Work out the number of lines in the records that include the word "pencil"; reply with that number alone.

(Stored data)

-- Start --

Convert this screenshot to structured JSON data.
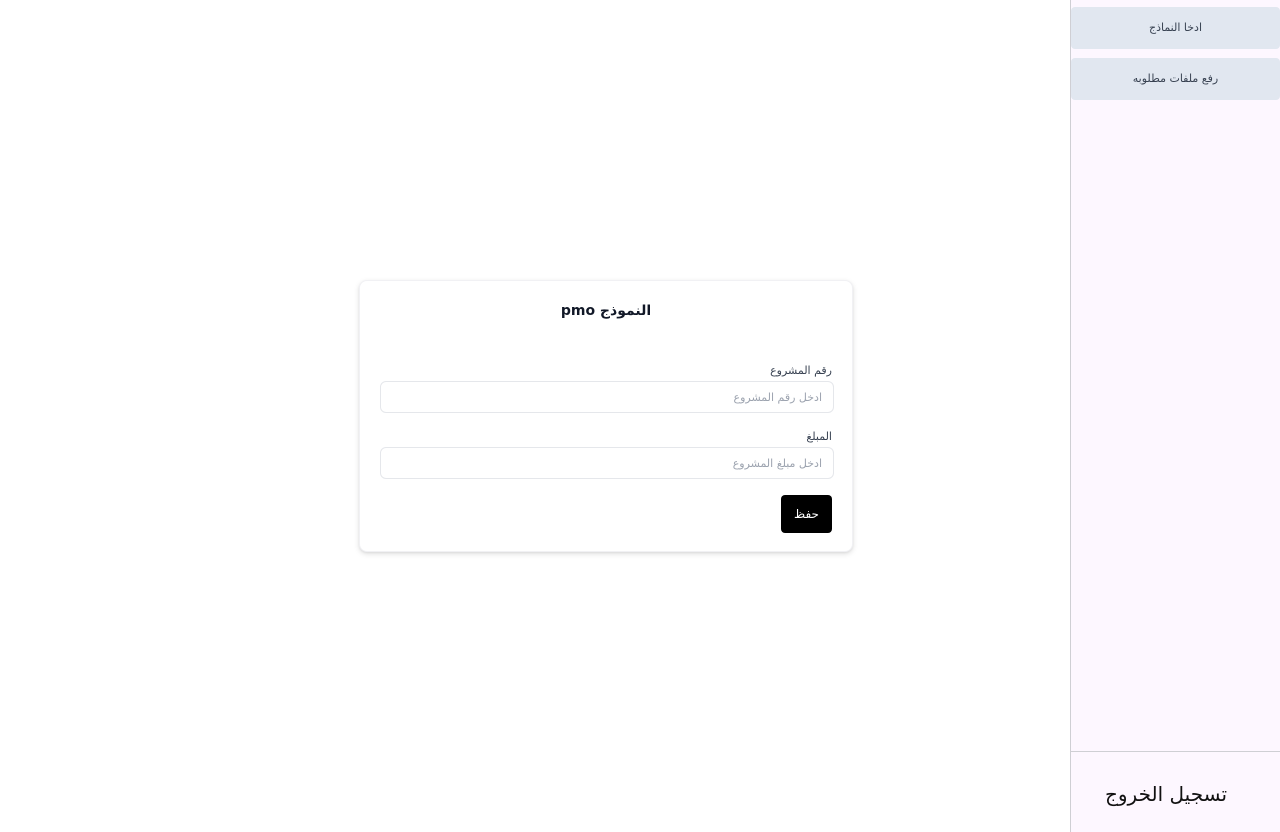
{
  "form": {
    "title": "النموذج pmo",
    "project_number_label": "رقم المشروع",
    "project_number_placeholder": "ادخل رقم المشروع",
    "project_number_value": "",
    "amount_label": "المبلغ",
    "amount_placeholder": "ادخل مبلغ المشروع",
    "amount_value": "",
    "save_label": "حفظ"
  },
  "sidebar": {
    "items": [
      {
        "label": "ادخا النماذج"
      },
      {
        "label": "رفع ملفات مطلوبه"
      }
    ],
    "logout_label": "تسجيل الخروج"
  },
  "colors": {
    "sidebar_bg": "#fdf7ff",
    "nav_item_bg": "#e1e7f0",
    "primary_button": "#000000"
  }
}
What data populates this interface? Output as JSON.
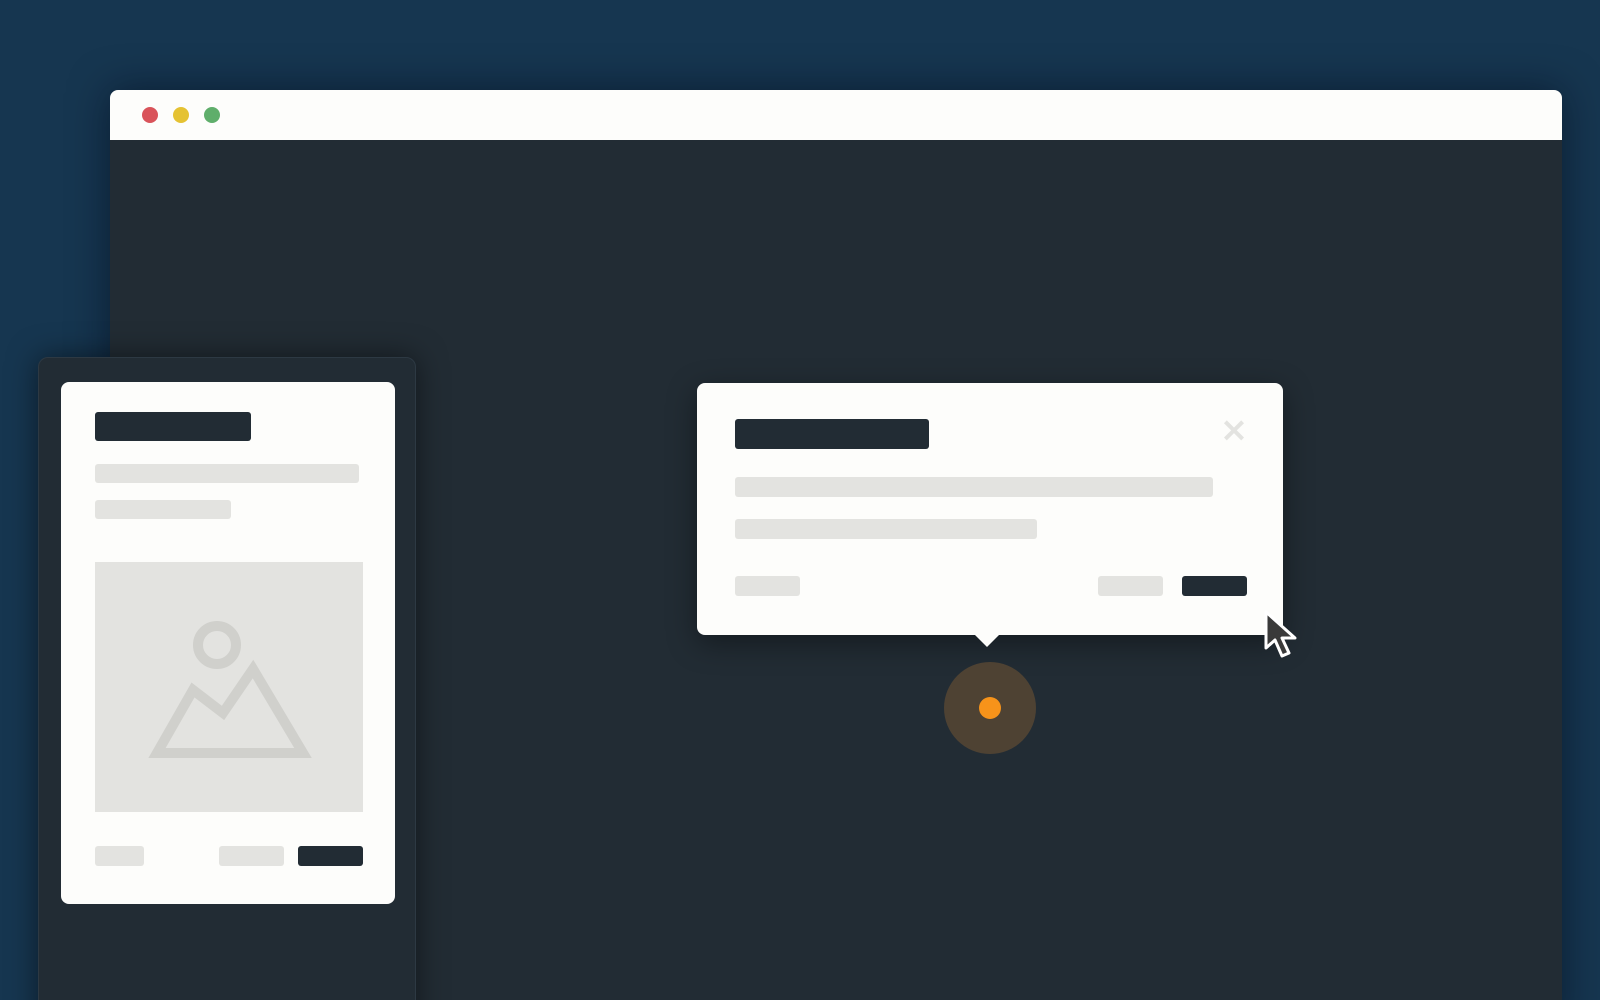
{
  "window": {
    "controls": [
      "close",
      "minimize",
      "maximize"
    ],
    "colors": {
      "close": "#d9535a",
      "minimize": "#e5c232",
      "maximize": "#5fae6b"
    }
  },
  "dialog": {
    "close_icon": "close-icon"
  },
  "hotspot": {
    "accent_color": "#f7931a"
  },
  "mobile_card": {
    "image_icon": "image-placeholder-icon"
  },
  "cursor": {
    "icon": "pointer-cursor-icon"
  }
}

-- End --
-- Start --

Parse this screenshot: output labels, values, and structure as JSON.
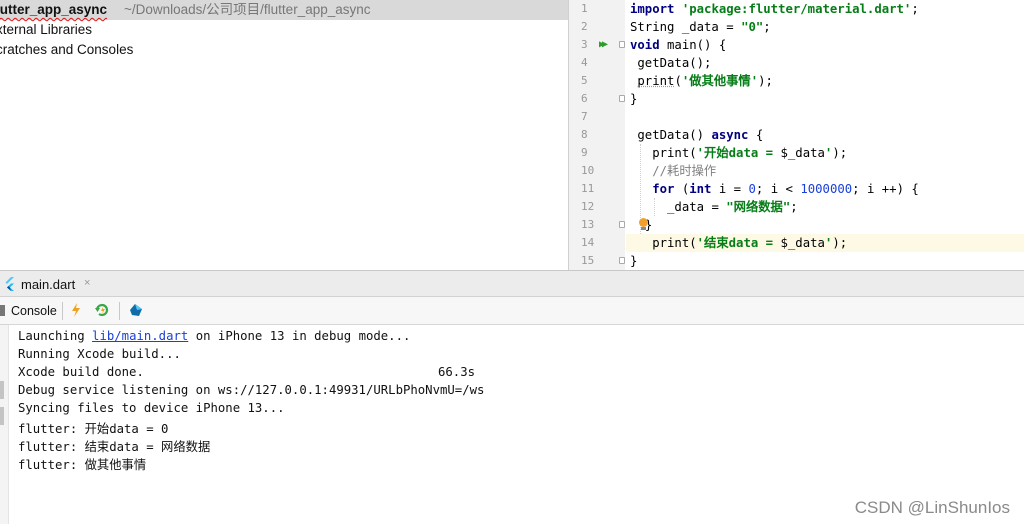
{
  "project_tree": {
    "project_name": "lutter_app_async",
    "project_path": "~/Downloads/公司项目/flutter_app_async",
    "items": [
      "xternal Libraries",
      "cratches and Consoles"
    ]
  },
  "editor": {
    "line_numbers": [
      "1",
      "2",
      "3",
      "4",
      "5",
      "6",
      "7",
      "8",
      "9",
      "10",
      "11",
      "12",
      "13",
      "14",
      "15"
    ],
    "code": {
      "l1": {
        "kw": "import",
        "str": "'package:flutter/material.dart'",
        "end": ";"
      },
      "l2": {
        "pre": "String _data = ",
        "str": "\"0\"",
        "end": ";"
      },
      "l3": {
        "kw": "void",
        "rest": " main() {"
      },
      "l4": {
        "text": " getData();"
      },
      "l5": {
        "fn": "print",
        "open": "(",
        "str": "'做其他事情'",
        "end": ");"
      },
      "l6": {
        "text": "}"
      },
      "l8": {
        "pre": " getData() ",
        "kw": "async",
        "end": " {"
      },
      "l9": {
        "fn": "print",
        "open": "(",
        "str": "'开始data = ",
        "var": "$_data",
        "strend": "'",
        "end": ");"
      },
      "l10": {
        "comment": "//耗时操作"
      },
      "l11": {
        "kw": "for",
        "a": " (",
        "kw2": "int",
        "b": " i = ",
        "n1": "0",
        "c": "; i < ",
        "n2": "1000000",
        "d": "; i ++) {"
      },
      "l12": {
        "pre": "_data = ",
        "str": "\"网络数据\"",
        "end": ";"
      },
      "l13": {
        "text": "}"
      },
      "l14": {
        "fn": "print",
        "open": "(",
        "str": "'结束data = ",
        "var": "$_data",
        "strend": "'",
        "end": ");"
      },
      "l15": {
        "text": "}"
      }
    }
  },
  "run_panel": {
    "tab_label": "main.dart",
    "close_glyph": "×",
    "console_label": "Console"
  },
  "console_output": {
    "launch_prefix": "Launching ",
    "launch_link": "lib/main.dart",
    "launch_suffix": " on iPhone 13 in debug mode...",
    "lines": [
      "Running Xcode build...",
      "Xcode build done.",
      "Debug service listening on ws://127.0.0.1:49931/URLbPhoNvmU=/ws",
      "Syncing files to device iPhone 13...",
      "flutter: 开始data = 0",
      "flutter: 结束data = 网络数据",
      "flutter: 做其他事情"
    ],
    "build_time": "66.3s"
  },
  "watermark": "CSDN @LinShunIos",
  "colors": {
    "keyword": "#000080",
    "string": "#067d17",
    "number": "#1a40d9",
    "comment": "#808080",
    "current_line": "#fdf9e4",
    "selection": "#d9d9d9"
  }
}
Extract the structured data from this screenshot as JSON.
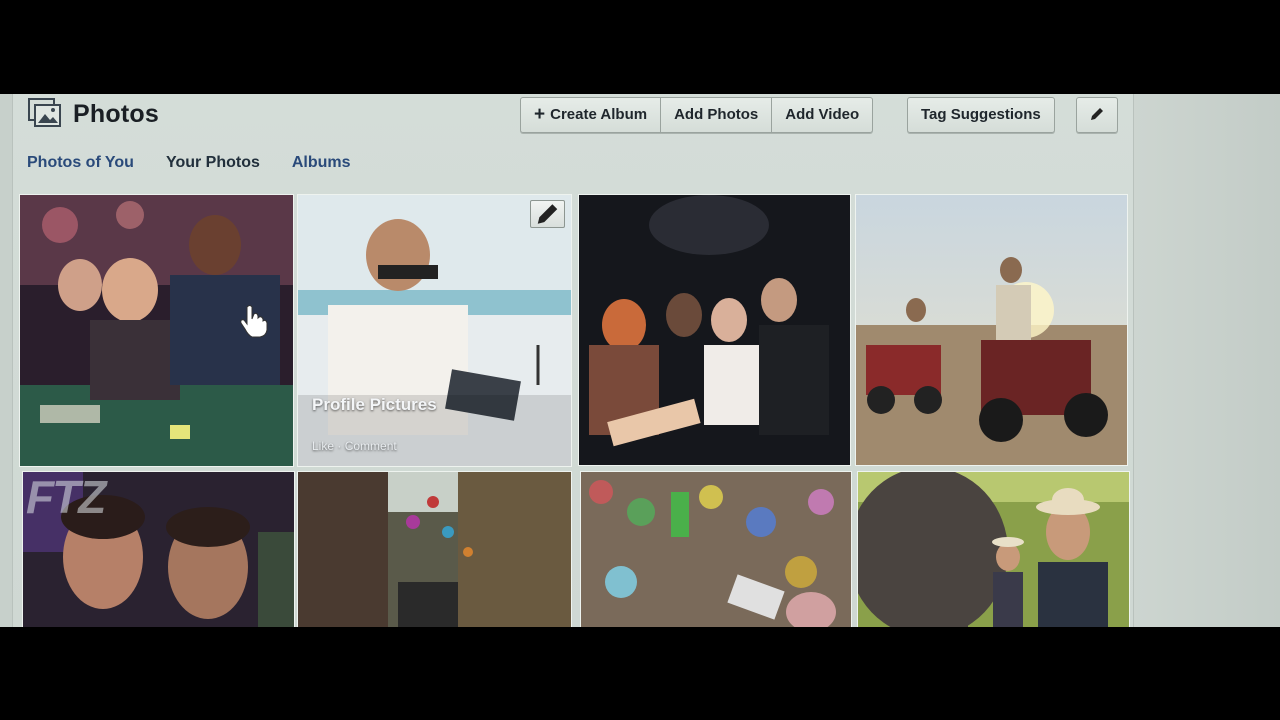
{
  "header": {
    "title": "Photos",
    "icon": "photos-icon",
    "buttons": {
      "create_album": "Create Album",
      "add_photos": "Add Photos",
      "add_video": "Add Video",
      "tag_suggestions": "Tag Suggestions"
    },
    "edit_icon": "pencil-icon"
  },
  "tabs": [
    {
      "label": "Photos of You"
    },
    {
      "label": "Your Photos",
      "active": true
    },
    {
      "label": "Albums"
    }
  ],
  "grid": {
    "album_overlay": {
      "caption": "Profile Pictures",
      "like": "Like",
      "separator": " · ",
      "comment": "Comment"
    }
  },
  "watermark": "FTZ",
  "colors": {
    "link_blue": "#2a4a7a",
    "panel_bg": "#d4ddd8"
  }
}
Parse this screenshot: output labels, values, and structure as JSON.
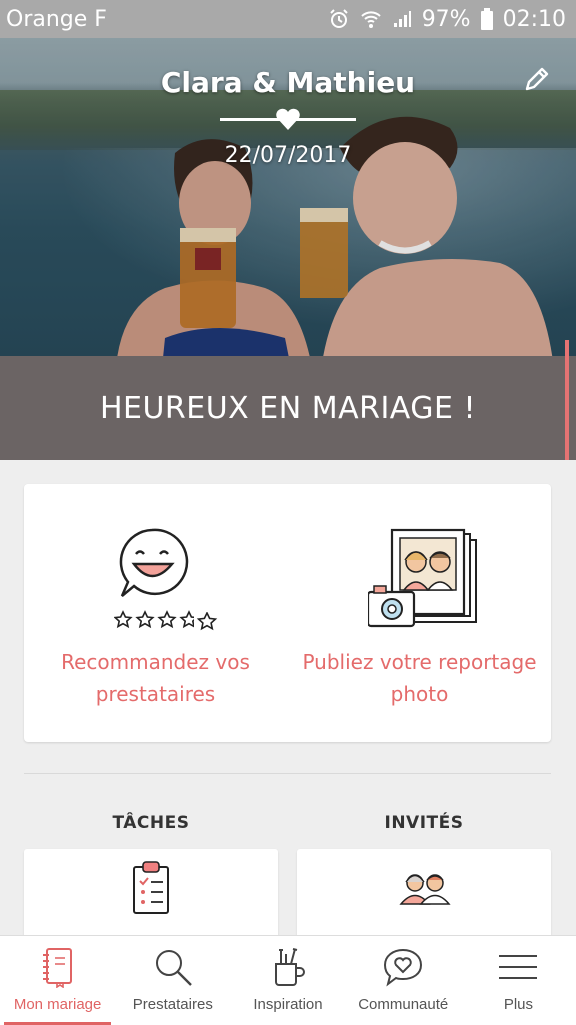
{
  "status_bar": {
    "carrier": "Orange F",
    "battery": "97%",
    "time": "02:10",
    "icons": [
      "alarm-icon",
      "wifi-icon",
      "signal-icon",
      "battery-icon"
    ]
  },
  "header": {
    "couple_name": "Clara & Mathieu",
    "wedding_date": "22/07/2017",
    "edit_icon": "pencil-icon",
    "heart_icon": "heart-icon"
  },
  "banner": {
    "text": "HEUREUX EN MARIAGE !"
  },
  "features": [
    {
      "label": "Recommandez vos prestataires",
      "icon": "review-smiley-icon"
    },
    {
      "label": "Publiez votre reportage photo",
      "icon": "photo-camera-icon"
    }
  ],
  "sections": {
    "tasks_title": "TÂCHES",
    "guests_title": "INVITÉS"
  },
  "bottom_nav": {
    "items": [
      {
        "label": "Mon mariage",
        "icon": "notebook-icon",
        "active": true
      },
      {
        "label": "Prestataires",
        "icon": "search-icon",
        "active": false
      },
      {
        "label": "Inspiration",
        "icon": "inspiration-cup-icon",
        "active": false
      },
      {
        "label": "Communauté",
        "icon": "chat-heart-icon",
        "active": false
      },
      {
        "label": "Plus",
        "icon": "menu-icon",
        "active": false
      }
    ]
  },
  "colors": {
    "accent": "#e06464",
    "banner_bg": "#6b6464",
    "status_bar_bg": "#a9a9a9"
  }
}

-- End --

EXERCISE SOLUTION: 2